--- begin GIVEN DATA ---

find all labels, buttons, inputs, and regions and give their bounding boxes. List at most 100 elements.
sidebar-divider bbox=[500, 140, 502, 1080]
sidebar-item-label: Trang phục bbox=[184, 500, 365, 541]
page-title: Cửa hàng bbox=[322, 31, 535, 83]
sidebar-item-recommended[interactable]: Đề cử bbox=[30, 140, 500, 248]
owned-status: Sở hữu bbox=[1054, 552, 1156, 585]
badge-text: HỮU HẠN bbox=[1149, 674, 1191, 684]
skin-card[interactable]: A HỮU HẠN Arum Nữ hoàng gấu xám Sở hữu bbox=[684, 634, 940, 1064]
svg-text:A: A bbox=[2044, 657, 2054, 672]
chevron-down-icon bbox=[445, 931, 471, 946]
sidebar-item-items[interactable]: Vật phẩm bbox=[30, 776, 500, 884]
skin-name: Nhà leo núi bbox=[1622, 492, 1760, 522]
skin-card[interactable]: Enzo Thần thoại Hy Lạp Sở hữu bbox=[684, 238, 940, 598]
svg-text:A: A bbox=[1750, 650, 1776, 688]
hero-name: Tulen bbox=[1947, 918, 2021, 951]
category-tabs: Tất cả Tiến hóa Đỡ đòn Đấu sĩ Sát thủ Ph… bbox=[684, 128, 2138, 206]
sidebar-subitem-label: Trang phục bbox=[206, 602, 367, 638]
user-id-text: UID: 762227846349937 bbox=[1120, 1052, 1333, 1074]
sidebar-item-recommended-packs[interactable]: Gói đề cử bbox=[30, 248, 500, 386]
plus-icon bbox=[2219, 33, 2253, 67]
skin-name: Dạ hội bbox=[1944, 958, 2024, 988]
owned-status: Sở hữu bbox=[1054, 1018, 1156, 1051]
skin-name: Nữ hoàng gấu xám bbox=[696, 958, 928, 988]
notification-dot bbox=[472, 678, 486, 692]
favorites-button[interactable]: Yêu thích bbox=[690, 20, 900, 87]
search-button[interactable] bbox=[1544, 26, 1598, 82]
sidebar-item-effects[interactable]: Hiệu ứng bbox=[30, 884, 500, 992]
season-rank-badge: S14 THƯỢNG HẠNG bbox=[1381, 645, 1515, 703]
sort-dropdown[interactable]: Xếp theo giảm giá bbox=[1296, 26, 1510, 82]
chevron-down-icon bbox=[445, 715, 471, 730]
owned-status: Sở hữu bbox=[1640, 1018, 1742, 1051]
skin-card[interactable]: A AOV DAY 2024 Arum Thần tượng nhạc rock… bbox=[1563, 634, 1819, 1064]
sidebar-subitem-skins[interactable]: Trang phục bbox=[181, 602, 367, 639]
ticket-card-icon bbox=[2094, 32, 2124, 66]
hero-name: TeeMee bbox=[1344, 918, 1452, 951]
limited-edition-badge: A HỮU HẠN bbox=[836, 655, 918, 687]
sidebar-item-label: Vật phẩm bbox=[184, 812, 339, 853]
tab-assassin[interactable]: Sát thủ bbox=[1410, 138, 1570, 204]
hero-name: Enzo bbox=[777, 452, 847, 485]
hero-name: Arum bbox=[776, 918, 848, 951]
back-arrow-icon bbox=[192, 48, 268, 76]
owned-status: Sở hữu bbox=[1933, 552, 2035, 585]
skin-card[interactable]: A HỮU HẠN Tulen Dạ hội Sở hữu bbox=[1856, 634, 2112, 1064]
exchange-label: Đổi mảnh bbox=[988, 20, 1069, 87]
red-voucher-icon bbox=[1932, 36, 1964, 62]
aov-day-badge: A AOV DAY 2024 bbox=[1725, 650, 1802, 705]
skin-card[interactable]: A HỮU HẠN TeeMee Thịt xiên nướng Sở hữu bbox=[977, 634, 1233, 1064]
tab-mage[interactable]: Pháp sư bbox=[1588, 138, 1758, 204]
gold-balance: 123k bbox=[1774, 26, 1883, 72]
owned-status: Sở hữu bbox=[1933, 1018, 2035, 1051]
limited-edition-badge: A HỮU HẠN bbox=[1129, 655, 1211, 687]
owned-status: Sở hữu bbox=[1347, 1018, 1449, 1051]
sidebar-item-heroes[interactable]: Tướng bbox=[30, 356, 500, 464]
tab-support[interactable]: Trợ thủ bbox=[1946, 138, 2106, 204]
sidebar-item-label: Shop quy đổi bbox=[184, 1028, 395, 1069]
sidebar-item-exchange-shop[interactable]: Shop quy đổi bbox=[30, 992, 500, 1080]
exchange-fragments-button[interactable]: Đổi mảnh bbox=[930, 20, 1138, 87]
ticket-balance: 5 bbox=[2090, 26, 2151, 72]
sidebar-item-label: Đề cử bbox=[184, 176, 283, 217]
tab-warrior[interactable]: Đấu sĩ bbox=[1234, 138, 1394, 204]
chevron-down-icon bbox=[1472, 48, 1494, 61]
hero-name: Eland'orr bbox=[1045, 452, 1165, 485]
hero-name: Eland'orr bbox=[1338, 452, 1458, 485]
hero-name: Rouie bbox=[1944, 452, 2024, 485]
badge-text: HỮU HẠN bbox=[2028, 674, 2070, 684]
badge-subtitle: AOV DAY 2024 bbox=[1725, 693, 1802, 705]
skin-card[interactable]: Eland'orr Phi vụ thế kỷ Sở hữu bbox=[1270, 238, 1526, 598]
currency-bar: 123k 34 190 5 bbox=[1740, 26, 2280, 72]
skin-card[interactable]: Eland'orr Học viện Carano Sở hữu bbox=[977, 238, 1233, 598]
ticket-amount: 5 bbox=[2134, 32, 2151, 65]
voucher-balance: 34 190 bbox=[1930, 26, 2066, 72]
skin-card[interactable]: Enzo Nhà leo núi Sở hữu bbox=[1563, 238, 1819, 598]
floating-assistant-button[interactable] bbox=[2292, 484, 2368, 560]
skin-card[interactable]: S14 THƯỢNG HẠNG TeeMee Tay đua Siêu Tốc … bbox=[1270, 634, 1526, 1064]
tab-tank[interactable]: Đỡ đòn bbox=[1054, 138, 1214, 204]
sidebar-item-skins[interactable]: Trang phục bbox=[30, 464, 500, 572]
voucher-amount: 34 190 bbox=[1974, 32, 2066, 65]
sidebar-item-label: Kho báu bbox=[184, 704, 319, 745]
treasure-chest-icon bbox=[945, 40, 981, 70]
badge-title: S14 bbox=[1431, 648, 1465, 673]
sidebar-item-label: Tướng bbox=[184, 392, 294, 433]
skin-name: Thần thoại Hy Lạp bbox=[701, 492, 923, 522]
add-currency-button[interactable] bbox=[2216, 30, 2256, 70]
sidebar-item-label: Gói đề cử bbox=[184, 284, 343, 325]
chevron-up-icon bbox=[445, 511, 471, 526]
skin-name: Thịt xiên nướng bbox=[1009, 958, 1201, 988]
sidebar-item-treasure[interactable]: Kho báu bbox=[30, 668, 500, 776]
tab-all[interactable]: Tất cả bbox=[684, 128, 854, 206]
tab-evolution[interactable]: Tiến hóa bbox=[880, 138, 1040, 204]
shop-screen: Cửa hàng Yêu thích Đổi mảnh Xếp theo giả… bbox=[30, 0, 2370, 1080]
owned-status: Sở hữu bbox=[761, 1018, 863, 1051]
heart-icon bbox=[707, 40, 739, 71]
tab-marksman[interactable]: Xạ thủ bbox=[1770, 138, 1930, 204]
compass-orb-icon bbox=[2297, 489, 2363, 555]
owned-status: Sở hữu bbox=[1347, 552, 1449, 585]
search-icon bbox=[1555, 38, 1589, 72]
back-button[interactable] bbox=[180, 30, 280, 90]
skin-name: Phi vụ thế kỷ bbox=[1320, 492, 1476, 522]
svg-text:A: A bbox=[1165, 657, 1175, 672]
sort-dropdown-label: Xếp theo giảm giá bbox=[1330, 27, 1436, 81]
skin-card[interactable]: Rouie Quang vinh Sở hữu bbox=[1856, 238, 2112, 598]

--- end GIVEN DATA ---

TASK INSTRUCTIONS:
Extract the lines of the records exactly, starting with the first line and going on through the line containing "hero-name: Tulen bbox=[1947, 918, 2021, 951]". Include both of those lines and nothing after them.

FINAL RESULT:
find all labels, buttons, inputs, and regions and give their bounding boxes. List at most 100 elements.
sidebar-divider bbox=[500, 140, 502, 1080]
sidebar-item-label: Trang phục bbox=[184, 500, 365, 541]
page-title: Cửa hàng bbox=[322, 31, 535, 83]
sidebar-item-recommended[interactable]: Đề cử bbox=[30, 140, 500, 248]
owned-status: Sở hữu bbox=[1054, 552, 1156, 585]
badge-text: HỮU HẠN bbox=[1149, 674, 1191, 684]
skin-card[interactable]: A HỮU HẠN Arum Nữ hoàng gấu xám Sở hữu bbox=[684, 634, 940, 1064]
svg-text:A: A bbox=[2044, 657, 2054, 672]
chevron-down-icon bbox=[445, 931, 471, 946]
sidebar-item-items[interactable]: Vật phẩm bbox=[30, 776, 500, 884]
skin-name: Nhà leo núi bbox=[1622, 492, 1760, 522]
skin-card[interactable]: Enzo Thần thoại Hy Lạp Sở hữu bbox=[684, 238, 940, 598]
svg-text:A: A bbox=[1750, 650, 1776, 688]
hero-name: Tulen bbox=[1947, 918, 2021, 951]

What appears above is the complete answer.